[Directions for this task] Pick every line from the data that holds the word "description".

[Material provided]
==========

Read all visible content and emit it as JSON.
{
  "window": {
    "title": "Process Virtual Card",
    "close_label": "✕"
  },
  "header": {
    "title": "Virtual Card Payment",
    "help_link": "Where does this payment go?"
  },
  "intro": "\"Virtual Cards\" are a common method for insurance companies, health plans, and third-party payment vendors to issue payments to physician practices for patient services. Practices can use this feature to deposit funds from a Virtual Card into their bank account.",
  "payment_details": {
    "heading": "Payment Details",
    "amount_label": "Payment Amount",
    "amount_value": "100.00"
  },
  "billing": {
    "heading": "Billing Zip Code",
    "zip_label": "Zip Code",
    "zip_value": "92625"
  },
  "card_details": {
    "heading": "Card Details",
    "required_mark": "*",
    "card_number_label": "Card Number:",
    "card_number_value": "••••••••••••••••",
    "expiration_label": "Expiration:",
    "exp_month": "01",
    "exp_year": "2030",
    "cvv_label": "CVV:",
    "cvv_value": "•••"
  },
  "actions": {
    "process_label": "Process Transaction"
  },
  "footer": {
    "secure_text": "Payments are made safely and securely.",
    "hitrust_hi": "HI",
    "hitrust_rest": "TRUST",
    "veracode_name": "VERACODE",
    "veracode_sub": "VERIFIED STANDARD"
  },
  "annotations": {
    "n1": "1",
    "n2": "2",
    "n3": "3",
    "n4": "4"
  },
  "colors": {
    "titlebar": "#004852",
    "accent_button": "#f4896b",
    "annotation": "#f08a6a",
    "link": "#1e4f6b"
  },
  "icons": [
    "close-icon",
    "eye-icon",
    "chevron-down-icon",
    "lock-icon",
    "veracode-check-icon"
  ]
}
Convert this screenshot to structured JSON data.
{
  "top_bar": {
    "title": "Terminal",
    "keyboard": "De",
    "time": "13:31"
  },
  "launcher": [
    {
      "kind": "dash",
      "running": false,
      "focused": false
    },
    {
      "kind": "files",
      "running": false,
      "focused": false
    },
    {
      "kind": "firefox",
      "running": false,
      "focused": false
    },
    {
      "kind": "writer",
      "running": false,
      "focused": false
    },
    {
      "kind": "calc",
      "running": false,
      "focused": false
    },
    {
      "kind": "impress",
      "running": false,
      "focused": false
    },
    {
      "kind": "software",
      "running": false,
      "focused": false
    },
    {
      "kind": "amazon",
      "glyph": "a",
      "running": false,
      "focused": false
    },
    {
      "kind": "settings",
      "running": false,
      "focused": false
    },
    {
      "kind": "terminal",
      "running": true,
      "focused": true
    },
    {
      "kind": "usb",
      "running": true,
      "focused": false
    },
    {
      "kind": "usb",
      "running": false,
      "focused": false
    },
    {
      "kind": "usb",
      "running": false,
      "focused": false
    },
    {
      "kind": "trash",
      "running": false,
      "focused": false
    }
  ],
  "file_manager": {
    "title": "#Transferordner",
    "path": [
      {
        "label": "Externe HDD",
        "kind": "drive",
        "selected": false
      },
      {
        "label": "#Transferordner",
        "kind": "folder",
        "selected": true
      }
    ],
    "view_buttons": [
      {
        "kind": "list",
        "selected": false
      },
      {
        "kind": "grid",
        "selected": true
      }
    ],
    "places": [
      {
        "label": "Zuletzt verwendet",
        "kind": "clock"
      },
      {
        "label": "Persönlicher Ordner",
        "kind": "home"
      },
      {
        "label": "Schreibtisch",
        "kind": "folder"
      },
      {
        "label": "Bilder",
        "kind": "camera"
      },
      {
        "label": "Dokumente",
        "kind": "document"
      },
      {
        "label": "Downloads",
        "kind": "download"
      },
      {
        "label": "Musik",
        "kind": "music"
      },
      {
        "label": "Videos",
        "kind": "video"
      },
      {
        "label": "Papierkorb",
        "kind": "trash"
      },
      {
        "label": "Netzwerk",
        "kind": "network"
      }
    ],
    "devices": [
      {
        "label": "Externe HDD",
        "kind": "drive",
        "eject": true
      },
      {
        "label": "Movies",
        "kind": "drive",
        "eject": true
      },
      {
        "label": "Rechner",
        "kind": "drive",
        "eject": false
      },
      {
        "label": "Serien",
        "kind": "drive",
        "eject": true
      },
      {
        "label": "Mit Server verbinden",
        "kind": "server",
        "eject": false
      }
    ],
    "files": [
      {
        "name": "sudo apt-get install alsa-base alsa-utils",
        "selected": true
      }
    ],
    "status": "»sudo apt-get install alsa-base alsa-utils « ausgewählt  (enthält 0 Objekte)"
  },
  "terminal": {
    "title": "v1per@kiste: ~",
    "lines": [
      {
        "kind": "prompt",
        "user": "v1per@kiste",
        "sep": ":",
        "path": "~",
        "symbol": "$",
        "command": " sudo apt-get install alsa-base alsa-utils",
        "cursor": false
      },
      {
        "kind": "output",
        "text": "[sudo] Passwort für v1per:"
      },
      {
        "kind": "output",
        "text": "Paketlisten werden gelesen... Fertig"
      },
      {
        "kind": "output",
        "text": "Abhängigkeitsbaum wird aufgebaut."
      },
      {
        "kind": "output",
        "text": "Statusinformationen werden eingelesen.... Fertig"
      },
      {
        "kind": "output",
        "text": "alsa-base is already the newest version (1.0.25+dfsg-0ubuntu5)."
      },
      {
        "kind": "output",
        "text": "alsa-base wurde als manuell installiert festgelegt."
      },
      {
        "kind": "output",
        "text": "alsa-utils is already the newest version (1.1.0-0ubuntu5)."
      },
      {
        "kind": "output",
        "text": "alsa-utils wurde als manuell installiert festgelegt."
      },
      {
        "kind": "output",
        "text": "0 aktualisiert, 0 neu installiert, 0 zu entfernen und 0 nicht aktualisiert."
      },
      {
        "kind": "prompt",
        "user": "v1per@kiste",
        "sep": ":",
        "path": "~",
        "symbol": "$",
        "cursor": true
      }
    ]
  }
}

==========

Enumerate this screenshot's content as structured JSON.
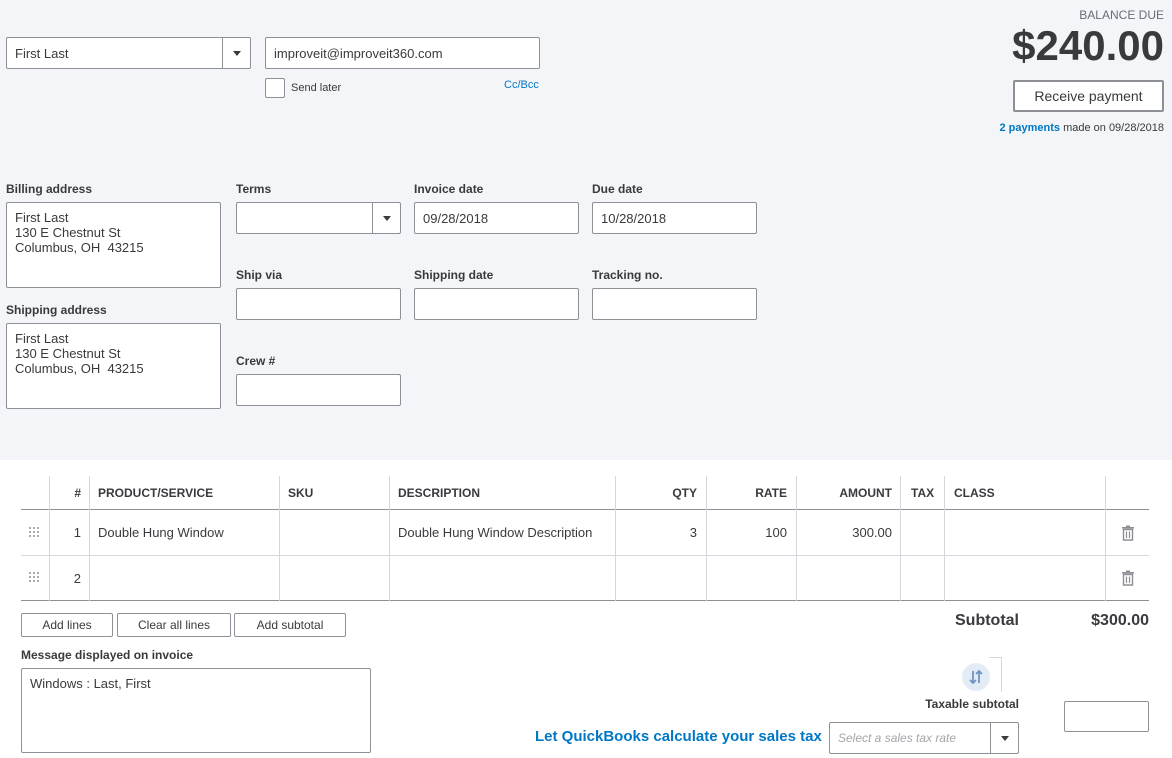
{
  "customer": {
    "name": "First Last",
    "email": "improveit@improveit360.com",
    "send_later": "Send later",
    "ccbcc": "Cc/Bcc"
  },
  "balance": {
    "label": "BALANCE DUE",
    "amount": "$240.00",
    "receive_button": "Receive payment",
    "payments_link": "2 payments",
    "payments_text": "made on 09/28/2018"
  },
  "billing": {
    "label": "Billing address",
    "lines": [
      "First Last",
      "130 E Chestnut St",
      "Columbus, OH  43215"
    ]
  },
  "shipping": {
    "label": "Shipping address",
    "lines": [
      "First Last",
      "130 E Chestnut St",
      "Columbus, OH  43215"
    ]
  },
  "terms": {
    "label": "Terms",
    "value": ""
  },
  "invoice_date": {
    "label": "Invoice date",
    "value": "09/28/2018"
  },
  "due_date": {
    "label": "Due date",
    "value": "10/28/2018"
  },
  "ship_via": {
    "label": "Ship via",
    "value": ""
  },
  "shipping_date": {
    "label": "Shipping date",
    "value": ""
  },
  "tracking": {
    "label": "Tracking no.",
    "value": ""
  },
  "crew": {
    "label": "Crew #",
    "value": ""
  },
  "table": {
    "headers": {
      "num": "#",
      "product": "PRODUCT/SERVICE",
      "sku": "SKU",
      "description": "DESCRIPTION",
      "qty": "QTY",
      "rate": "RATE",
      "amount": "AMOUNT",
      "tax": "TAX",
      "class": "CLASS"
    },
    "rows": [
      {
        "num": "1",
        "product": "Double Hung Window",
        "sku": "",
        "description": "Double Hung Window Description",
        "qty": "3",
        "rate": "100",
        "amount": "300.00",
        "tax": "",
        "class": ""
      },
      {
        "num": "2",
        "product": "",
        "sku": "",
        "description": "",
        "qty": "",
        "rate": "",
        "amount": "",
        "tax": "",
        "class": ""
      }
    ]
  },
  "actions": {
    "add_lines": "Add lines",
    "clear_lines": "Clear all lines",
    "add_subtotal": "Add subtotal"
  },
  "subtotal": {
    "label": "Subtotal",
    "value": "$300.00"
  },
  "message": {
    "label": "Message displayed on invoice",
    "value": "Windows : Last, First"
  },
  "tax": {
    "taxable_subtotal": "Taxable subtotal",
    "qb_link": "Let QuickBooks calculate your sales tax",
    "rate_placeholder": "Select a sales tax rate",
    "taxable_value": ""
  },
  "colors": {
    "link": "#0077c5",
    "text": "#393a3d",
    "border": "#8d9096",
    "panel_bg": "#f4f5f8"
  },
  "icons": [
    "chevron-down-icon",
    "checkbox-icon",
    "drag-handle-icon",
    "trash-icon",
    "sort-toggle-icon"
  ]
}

==========

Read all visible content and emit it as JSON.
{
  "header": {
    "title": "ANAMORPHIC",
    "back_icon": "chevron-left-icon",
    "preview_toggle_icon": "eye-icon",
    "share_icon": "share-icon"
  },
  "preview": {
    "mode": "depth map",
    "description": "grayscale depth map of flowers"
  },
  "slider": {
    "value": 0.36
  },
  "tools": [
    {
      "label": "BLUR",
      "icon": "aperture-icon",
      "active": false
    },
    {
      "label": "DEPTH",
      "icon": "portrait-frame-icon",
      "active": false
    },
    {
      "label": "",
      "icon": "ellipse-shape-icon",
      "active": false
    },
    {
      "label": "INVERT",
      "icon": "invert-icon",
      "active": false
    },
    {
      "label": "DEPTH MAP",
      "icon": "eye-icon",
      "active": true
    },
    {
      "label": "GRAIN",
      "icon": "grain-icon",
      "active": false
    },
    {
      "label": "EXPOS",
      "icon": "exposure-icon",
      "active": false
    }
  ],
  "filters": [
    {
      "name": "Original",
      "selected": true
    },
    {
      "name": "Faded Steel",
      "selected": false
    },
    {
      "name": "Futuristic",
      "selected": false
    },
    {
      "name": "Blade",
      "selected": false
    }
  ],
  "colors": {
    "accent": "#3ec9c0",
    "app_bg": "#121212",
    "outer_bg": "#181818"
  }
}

==========

[Full solution]
      "description": "DESCRIPTION",
        "description": "Double Hung Window Description",
        "description": "",
    "description": "grayscale depth map of flowers"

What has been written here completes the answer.